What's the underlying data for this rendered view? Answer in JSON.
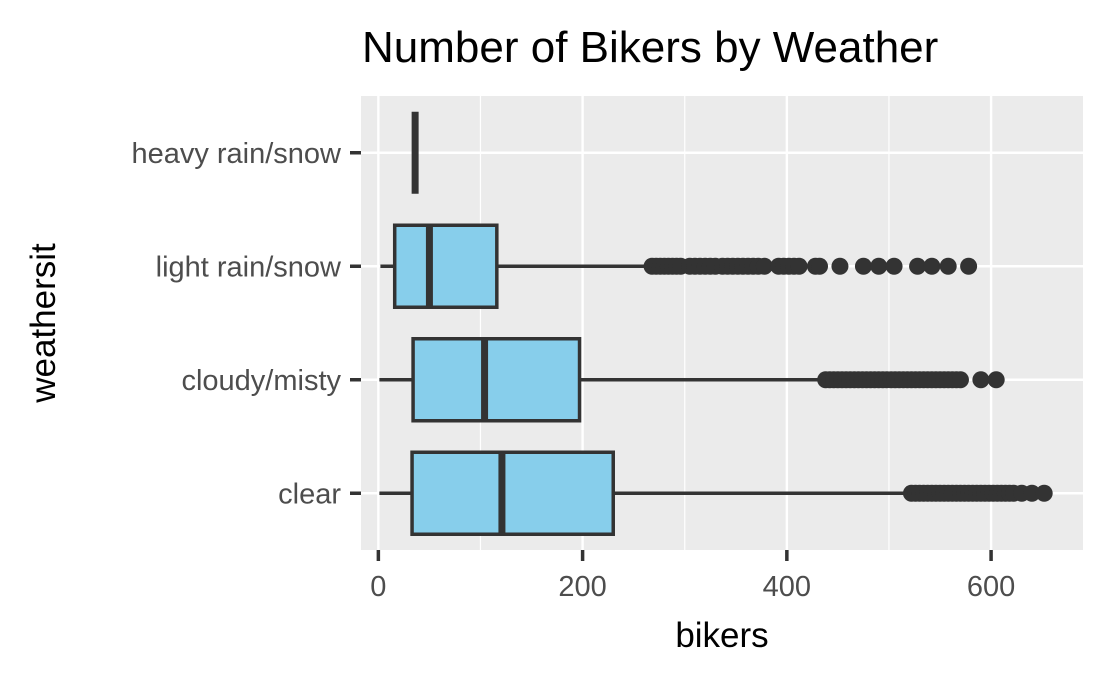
{
  "chart_data": {
    "type": "boxplot",
    "orientation": "horizontal",
    "title": "Number of Bikers by Weather",
    "xlabel": "bikers",
    "ylabel": "weathersit",
    "xlim": [
      -17,
      690
    ],
    "xticks": [
      0,
      200,
      400,
      600
    ],
    "xtick_labels": [
      "0",
      "200",
      "400",
      "600"
    ],
    "grid": true,
    "legend": "none",
    "colors": {
      "panel": "#ebebeb",
      "grid": "#ffffff",
      "box_fill": "#87ceeb",
      "box_line": "#333333",
      "tick_text": "#4d4d4d"
    },
    "categories": [
      "heavy rain/snow",
      "light rain/snow",
      "cloudy/misty",
      "clear"
    ],
    "boxes": [
      {
        "category": "heavy rain/snow",
        "min": 36,
        "q1": 36,
        "median": 36,
        "q3": 36,
        "max": 36,
        "outliers": []
      },
      {
        "category": "light rain/snow",
        "min": 2,
        "q1": 16,
        "median": 50,
        "q3": 116,
        "max": 265,
        "outliers": [
          268,
          272,
          276,
          280,
          284,
          288,
          292,
          296,
          305,
          310,
          315,
          320,
          325,
          330,
          337,
          342,
          347,
          352,
          357,
          362,
          367,
          372,
          378,
          392,
          397,
          402,
          407,
          412,
          428,
          432,
          452,
          475,
          490,
          505,
          528,
          542,
          558,
          578
        ]
      },
      {
        "category": "cloudy/misty",
        "min": 1,
        "q1": 34,
        "median": 104,
        "q3": 197,
        "max": 434,
        "outliers": [
          438,
          442,
          446,
          450,
          454,
          458,
          462,
          466,
          470,
          474,
          478,
          482,
          486,
          490,
          494,
          498,
          502,
          506,
          510,
          514,
          518,
          522,
          526,
          530,
          534,
          538,
          542,
          546,
          550,
          554,
          558,
          562,
          566,
          570,
          590,
          605
        ]
      },
      {
        "category": "clear",
        "min": 1,
        "q1": 33,
        "median": 121,
        "q3": 230,
        "max": 517,
        "outliers": [
          522,
          526,
          530,
          534,
          538,
          542,
          546,
          550,
          554,
          558,
          562,
          566,
          570,
          574,
          578,
          582,
          586,
          590,
          594,
          598,
          602,
          606,
          610,
          614,
          618,
          622,
          630,
          640,
          652
        ]
      }
    ]
  }
}
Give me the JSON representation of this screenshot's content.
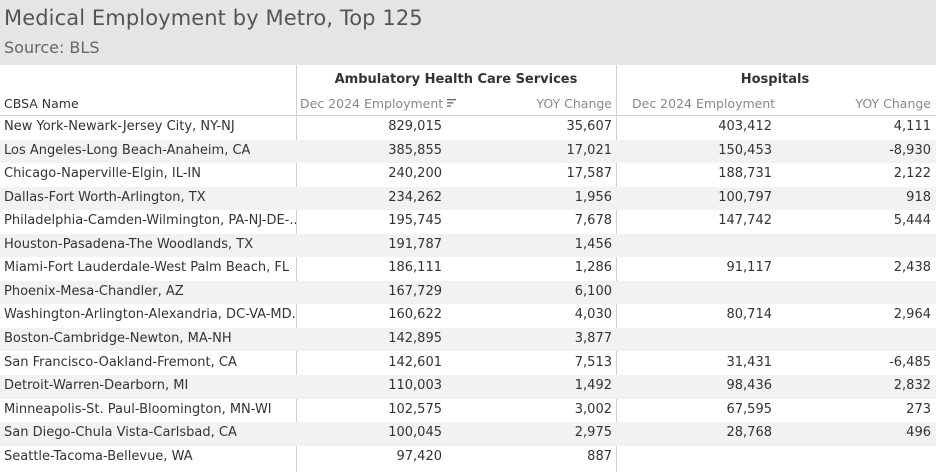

* * * * *

Copy every line of the data word for word, omitting the images.

What's the underlying data for this rendered view? Answer in JSON.
{
  "chart_data": {
    "type": "boxplot",
    "orientation": "horizontal",
    "title": "Number of Bikers by Weather",
    "xlabel": "bikers",
    "ylabel": "weathersit",
    "xlim": [
      -17,
      690
    ],
    "xticks": [
      0,
      200,
      400,
      600
    ],
    "xtick_labels": [
      "0",
      "200",
      "400",
      "600"
    ],
    "grid": true,
    "legend": "none",
    "colors": {
      "panel": "#ebebeb",
      "grid": "#ffffff",
      "box_fill": "#87ceeb",
      "box_line": "#333333",
      "tick_text": "#4d4d4d"
    },
    "categories": [
      "heavy rain/snow",
      "light rain/snow",
      "cloudy/misty",
      "clear"
    ],
    "boxes": [
      {
        "category": "heavy rain/snow",
        "min": 36,
        "q1": 36,
        "median": 36,
        "q3": 36,
        "max": 36,
        "outliers": []
      },
      {
        "category": "light rain/snow",
        "min": 2,
        "q1": 16,
        "median": 50,
        "q3": 116,
        "max": 265,
        "outliers": [
          268,
          272,
          276,
          280,
          284,
          288,
          292,
          296,
          305,
          310,
          315,
          320,
          325,
          330,
          337,
          342,
          347,
          352,
          357,
          362,
          367,
          372,
          378,
          392,
          397,
          402,
          407,
          412,
          428,
          432,
          452,
          475,
          490,
          505,
          528,
          542,
          558,
          578
        ]
      },
      {
        "category": "cloudy/misty",
        "min": 1,
        "q1": 34,
        "median": 104,
        "q3": 197,
        "max": 434,
        "outliers": [
          438,
          442,
          446,
          450,
          454,
          458,
          462,
          466,
          470,
          474,
          478,
          482,
          486,
          490,
          494,
          498,
          502,
          506,
          510,
          514,
          518,
          522,
          526,
          530,
          534,
          538,
          542,
          546,
          550,
          554,
          558,
          562,
          566,
          570,
          590,
          605
        ]
      },
      {
        "category": "clear",
        "min": 1,
        "q1": 33,
        "median": 121,
        "q3": 230,
        "max": 517,
        "outliers": [
          522,
          526,
          530,
          534,
          538,
          542,
          546,
          550,
          554,
          558,
          562,
          566,
          570,
          574,
          578,
          582,
          586,
          590,
          594,
          598,
          602,
          606,
          610,
          614,
          618,
          622,
          630,
          640,
          652
        ]
      }
    ]
  }
}
Give me the JSON representation of this screenshot's content.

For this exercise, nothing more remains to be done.